#### [Aangeleverde tekst]
•••••

1. Een reisverslag over Tanzania

 

 

Hallo Silvia,

 

Ik heb je laatste reisverslag over Tanzania gelezen en je email-adres gekregen via Kees Wittenbols. In het Tanzania-verslag viel me op dat je in Morogoro was geweest, helemaal geen toeristenstad. Maar goed, je was dus op zoek naar die pater.

 

 

 

“Amani Center”

 

 

Toevallig ben ik ook in Morogoro geweest. Mijn dochter heeft daar een jaar als ontwikkelingswerkster gewerkt en wij hebben haar daar in 2002 opgezocht. Zij werkte dat jaar bij het Amani Centre, een instituut voor geestelijk gehandicapten. Dit centrum is opgezet door Josephine Bahkita, die zelf nadat ze een gehandicapte zoon had gebaard werd verstoten door haar man. Een gebruik in Afrika, gehandicapte kinderen die worden gebaard door de vrouw, krijgt de schuld daarvan. Mamma Bahkita heeft er veel gedaan, om de levensomstandigheden van deze verstotenen te verbeteren en de gehandicapte kinderen zo goed en kwaad als mogelijk, met vaak primitieve middelen te ontwikkelen. Ze is daarbij wel grotendeels afhankelijk van steun en hulp uit het westen. Ook de katholieke kerk geeft haar steun.

 

 

 

“Charity Walk” (1)

 

 

Wij hebben een week in Morogoro gelogeerd in de Rosegarden. In tegenstelling tot jouw bevindingen, vond ik het toch wel een armoedige stad. In het centrum enige geplaveide straten, maar hoe verder van het centrum af, hoe armoediger het werd. De buitenste wijken waren ronduit sloppen. Ook ik had een leuke ontmoeting in Morogoro. Ik stond op de brug, waar de melaatsen altijd zaten te bedelen en vroeg mijn dochter hoe deze rivier heette. Die heet ook Morogoro, antwoordde iemand naast mij en het duurde even voor het tot mij doordrong, dat ik midden in Afrika in het Nederlands antwoord kreeg.

 

 

 

 

“Charity Walk” (2)

•••••

#### [Probleemomschrijving]
Door wie is het Amani Centre volgens de aangeleverde tekst opgezet? De lijst heeft niets met de aangeleverde tekst te maken.

#### [Fragmenten uit lijst]
•••••

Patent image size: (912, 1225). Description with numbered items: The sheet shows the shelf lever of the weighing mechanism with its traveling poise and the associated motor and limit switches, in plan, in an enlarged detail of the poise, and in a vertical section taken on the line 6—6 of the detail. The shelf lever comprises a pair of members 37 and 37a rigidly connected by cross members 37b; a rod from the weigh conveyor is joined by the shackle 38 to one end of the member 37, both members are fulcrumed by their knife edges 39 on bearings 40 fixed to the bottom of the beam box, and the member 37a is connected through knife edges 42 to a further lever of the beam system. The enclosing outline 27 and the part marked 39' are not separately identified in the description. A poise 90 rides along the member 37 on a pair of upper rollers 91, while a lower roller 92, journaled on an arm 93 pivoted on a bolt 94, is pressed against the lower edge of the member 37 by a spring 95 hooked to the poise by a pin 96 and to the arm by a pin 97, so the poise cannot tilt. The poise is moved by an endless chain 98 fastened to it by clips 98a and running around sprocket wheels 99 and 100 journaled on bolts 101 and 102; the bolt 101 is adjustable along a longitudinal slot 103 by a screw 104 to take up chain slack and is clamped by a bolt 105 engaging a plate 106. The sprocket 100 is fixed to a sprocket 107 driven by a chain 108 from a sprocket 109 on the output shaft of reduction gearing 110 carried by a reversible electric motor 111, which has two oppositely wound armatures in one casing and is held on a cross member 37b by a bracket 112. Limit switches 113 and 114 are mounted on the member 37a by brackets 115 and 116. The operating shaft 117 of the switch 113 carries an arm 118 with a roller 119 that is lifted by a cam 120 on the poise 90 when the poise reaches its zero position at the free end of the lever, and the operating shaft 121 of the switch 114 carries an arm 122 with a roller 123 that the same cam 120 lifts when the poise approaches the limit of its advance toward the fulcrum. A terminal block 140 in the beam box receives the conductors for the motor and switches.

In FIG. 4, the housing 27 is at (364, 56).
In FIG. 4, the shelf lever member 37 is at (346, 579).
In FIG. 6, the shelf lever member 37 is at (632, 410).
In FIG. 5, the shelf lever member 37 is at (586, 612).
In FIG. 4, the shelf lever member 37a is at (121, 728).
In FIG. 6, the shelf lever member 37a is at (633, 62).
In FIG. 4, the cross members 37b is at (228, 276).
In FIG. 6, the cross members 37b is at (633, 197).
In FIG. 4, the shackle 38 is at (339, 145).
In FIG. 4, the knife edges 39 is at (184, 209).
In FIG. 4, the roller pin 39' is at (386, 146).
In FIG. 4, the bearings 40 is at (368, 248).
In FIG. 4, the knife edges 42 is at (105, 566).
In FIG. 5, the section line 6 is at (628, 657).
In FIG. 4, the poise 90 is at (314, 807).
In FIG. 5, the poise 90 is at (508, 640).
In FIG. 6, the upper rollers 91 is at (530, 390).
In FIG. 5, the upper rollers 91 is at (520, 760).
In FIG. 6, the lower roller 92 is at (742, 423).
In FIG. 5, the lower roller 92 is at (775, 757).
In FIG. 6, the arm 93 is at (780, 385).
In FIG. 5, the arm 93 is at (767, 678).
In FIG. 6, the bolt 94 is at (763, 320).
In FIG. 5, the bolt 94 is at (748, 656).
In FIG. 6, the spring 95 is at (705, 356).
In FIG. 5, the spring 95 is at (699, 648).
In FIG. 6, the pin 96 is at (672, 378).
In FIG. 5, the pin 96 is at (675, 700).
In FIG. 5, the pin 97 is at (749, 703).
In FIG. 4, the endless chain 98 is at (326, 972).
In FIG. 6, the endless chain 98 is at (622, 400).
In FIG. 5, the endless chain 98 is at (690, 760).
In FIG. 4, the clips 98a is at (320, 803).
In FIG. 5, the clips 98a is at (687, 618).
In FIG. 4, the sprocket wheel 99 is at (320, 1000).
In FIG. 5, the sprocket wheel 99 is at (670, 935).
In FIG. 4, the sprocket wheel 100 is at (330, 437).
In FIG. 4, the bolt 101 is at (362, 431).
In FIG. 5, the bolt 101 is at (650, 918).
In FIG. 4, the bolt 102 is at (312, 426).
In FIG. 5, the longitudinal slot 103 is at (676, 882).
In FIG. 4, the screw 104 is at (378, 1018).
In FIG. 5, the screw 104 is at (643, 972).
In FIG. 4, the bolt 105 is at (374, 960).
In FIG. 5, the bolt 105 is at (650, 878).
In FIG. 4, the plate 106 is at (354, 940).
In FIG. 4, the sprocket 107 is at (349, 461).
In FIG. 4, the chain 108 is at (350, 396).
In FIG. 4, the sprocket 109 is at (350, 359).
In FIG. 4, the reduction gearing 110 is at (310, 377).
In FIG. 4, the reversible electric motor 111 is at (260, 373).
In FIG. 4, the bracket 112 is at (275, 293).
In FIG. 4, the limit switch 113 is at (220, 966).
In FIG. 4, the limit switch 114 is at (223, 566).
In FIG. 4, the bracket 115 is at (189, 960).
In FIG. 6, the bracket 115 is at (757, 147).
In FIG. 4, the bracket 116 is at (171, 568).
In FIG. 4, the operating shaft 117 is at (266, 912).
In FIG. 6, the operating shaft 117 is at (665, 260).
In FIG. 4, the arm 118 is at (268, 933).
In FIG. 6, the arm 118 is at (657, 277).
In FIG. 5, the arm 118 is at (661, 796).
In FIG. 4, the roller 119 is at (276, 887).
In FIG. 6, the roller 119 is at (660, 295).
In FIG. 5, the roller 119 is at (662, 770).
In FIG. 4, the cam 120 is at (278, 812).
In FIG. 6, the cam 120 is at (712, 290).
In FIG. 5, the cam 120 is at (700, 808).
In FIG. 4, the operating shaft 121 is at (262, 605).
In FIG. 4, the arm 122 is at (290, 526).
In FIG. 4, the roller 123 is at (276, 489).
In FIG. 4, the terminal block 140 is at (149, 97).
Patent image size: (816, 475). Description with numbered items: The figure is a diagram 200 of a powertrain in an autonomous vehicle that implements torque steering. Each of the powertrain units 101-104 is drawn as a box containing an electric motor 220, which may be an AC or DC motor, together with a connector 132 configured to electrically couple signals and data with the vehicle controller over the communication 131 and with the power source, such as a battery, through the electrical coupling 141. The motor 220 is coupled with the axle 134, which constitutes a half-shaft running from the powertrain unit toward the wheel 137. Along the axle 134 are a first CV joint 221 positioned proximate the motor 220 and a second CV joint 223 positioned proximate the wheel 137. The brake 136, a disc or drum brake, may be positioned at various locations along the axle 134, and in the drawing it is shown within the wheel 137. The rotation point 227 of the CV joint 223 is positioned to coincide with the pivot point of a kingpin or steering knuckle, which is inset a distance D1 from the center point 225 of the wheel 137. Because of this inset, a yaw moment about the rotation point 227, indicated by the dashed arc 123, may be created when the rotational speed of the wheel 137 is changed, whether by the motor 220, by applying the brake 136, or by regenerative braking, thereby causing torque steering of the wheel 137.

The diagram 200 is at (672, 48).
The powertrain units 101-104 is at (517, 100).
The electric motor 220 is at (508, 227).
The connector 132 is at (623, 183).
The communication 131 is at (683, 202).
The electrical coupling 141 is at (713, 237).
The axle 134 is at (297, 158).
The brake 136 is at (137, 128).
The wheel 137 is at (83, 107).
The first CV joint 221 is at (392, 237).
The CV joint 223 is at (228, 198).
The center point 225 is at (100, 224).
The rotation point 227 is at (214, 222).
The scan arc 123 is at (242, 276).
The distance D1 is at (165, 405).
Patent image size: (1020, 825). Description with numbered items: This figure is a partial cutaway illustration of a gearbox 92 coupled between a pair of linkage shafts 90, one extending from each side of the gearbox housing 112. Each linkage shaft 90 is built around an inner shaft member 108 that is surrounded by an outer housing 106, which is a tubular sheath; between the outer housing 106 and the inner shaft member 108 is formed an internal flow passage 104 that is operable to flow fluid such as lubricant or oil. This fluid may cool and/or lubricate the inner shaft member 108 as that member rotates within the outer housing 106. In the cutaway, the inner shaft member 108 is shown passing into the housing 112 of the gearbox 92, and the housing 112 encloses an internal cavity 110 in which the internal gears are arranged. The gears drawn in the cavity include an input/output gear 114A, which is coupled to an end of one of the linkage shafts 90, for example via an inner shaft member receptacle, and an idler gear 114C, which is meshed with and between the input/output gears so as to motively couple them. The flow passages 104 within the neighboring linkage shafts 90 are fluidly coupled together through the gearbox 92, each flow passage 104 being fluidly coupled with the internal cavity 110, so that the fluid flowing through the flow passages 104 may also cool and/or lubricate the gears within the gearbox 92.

•••••

#### [Uitwerking]
Josephine Bahkita.